Go through the data below line by line and count those containing the word "realizado". Reply with the count only.

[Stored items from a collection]

+===+

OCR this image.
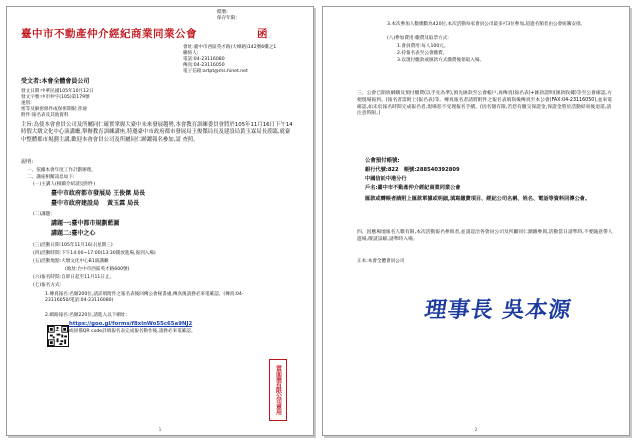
檔號:
保存年限:
臺中市不動產仲介經紀商業同業公會	函
會址:臺中市西區英才路(大峰路)142號6樓之1
聯絡人:
電話:04-23116080
傳真:04-23116050
電子信箱:artpt@ms.hinet.net
受文者:本會全體會員公司
發文日期:中華民國105年10月12日
發文字號:中市仲字(105)第179號
速別:
密等及解密條件或保密期限:普通
附件:報名表及其他資料
主旨:為使本會會員公司及所屬同仁確實掌握大臺中未來發展趨勢,本會教育訓練委員會將於105年11月16日下午14時假大墩文化中心演講廳,舉辦教育訓練講座,特邀臺中市政府都市發展局王俊傑局長及建設局黃玉霖局長蒞臨,就臺中整體都市規劃主講,歡迎本會會員公司及所屬同仁踴躍報名參加,請 查照。
說明:
一、依據本會年度工作計劃辦理。
二、講座相關訊息如下:
(一)主講人(相關介紹請見附件)
臺中市政府都市發展局 王俊傑 局長
臺中市政府建設局　 黃玉霖 局長
(二)講題:
講題一:臺中都市規劃藍圖
講題二:臺中之心
(三)活動日期:105年11月16日(星期三)
(四)活動時間:下午14:00~17:00(13:30開放進場,報到入場)
(五)活動地點:大墩文化中心B1演講廳
(地址:台中市西區英才路600號)
(六)報名時間:自即日起至11月11日止。
(七)報名方式:
1.傳真報名:名額200位,請詳填附件之報名表後回傳公會秘書處,傳真後請務必來電確認。(傳真:04-23116050/電話:04-23116080)
2.網路報名:名額220位,請進入以下網址:
https://goo.gl/forms/f8xlnWo55c65a9NJ2
或掃描QR code詳填報名表完成報名動作後,請務必來電確認。
當面商有限公司章用
1
3.本次參加人數總數為420位,本次活動每家會員公司最多可3位參加,超過名額者由公會統籌安排。
(八)參加費用:繳費及取票方式:
1.會員費用:每人100元。
2.持報名表至公會繳費。
3.以現付繳款或匯款方式繳費後領取入場。
三、公會已開放網購及預付繳費(以手先為準),預先匯款至公會帳戶,再傳真(報名表)+匯款證明(匯款收據)等至公會確認,方便現場報到。(報名者需附上(報名表)等。傳真報名者請將附件之報名表填寫後傳真至本公會(FAX:04-23116050),並來電確認,如未於報名時間完成報名者,現場恕不受理報名手續。(因名額有限,若您有繳交保證金,保證金將於活動結束後退還,請注意時限。)
公會預付帳號:
銀行代號:822　帳號:288540392809
中國信託中港分行
戶名:臺中市不動產仲介經紀商業同業公會
匯款或轉帳者請附上匯款單據或明細,填寫繳費項目、經紀公司名稱、姓名、電話等資料回傳公會。
四、因應場地報名人數有限,本次活動報名參與者,並請逕洽各會員公司及所屬同仁踴躍參與,活動當日請準時,不要隨意帶人進場,敬請諒解,請準時入場。
正本:本會全體會員公司
理事長 吳本源
2
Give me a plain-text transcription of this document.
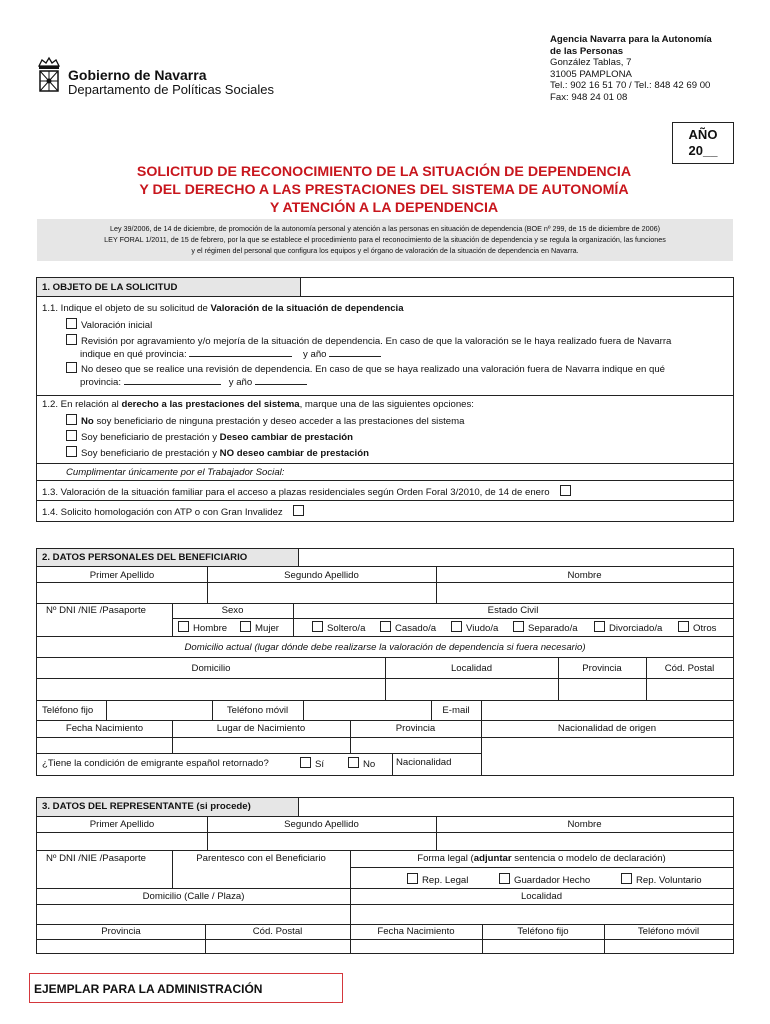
Gobierno de Navarra
Departamento de Políticas Sociales
Agencia Navarra para la Autonomía
de las Personas
González Tablas, 7
31005 PAMPLONA
Tel.: 902 16 51 70 / Tel.: 848 42 69 00
Fax: 948 24 01 08
AÑO
20__
SOLICITUD DE RECONOCIMIENTO DE LA SITUACIÓN DE DEPENDENCIA
Y DEL DERECHO A LAS PRESTACIONES DEL SISTEMA DE AUTONOMÍA
Y ATENCIÓN A LA DEPENDENCIA
Ley 39/2006, de 14 de diciembre, de promoción de la autonomía personal y atención a las personas en situación de dependencia (BOE nº 299, de 15 de diciembre de 2006)
LEY FORAL 1/2011, de 15 de febrero, por la que se establece el procedimiento para el reconocimiento de la situación de dependencia y se regula la organización, las funciones
y el régimen del personal que configura los equipos y el órgano de valoración de la situación de dependencia en Navarra.
1. OBJETO DE LA SOLICITUD
1.1. Indique el objeto de su solicitud de Valoración de la situación de dependencia
Valoración inicial
Revisión por agravamiento y/o mejoría de la situación de dependencia. En caso de que la valoración se le haya realizado fuera de Navarra
indique en qué provincia:	y año
No deseo que se realice una revisión de dependencia. En caso de que se haya realizado una valoración fuera de Navarra indique en qué
provincia:	y año
1.2. En relación al derecho a las prestaciones del sistema, marque una de las siguientes opciones:
No soy beneficiario de ninguna prestación y deseo acceder a las prestaciones del sistema
Soy beneficiario de prestación y Deseo cambiar de prestación
Soy beneficiario de prestación y NO deseo cambiar de prestación
Cumplimentar únicamente por el Trabajador Social:
1.3. Valoración de la situación familiar para el acceso a plazas residenciales según Orden Foral 3/2010, de 14 de enero
1.4. Solicito homologación con ATP o con Gran Invalidez
2. DATOS PERSONALES DEL BENEFICIARIO
Primer Apellido	Segundo Apellido	Nombre
Nº DNI /NIE /Pasaporte	Sexo	Estado Civil
Hombre	Mujer	Soltero/a	Casado/a	Viudo/a	Separado/a	Divorciado/a	Otros
Domicilio actual (lugar dónde debe realizarse la valoración de dependencia si fuera necesario)
Domicilio	Localidad	Provincia	Cód. Postal
Teléfono fijo	Teléfono móvil	E-mail
Fecha Nacimiento	Lugar de Nacimiento	Provincia	Nacionalidad de origen
¿Tiene la condición de emigrante español retornado?	Sí	No Nacionalidad
3. DATOS DEL REPRESENTANTE (si procede)
Primer Apellido	Segundo Apellido	Nombre
Nº DNI /NIE /Pasaporte	Parentesco con el Beneficiario	Forma legal (adjuntar sentencia o modelo de declaración)
Rep. Legal	Guardador Hecho	Rep. Voluntario
Domicilio (Calle / Plaza)	Localidad
Provincia	Cód. Postal	Fecha Nacimiento	Teléfono fijo	Teléfono móvil
EJEMPLAR PARA LA ADMINISTRACIÓN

+===+

» **WORKED ANSWER**: 2